## Start READING PASSAGE
It should be understood that the operations and effects of steps S401 to S404 in the data processing method 400 can be known by referring to the above description of the data transmission unit 110 in the data processing device 100, the arithmetic logic unit 124 and the k-dimensional accumulator 126 included in the processing element 122 in the systolic array 120, which will not be elaborated here.
According to some embodiments, the plurality of groups of quantized data may be obtained by performing a quantization operation on the plurality of first matrix elements. The quantization operation may include: dividing the plurality of first matrix elements into a plurality of groups, each of the groups including k first matrix elements; determining the quantization parameter for each of the groups based on the maximum value in the group; normalizing the k first matrix elements in each of the groups based on the quantization parameter for the group; and quantizing the normalized first matrix elements into the first low-precision format.
According to some embodiments, the first low-precision format may be a 4-bit format and the first high-precision format may be a 16-bit format.
According to some embodiments, the arithmetic logic unit may include: k multipliers, wherein, for the k first matrix elements in the first high-precision format corresponding to a group of quantized data currently being processed, each of the multipliers is configured to calculate an element product of one of the first matrix elements multiplied by the corresponding second matrix element; and an adder tree configured to calculate the accumulated sum of the k element products output by the k multipliers.
According to some embodiments, the quantization parameter may include an intra-group quantization parameter. The determining the quantization parameter for each of the groups based on the maximum value in the group may include: quantizing the maximum value of each of the groups into a second low-precision format based on a global quantization parameter to obtain the intra-group quantization parameter for the group.
## End READING PASSAGE
## Start DATASET CONTENT
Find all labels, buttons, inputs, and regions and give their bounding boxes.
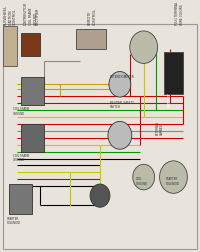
## End DATASET CONTENT
## Start DATASET CONTENT
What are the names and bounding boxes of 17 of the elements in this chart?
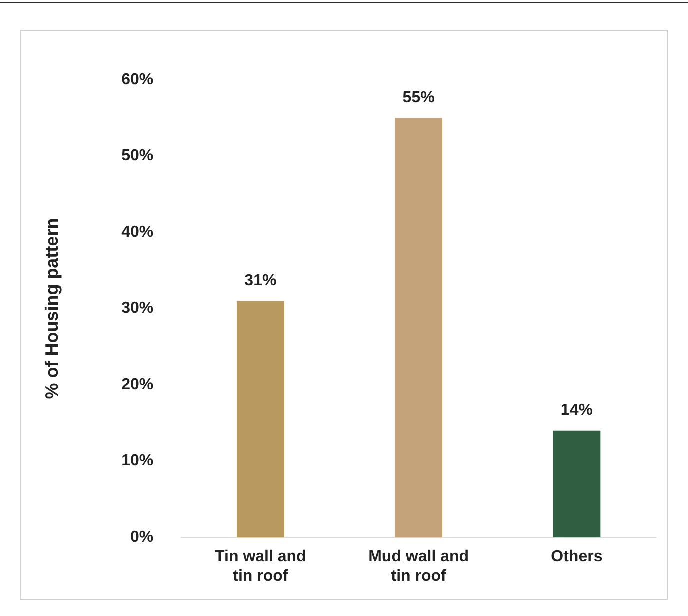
## End DATASET CONTENT
# EXERCISE BRIEF
Extract the part of the quantization passage that starts at "According to some embodiments, the plurality" and runs up to and including "first low-precision format.". You can set the material aside; none of it is used.

# ANSWER TO THIS PROBLEM
According to some embodiments, the plurality of groups of quantized data may be obtained by performing a quantization operation on the plurality of first matrix elements. The quantization operation may include: dividing the plurality of first matrix elements into a plurality of groups, each of the groups including k first matrix elements; determining the quantization parameter for each of the groups based on the maximum value in the group; normalizing the k first matrix elements in each of the groups based on the quantization parameter for the group; and quantizing the normalized first matrix elements into the first low-precision format.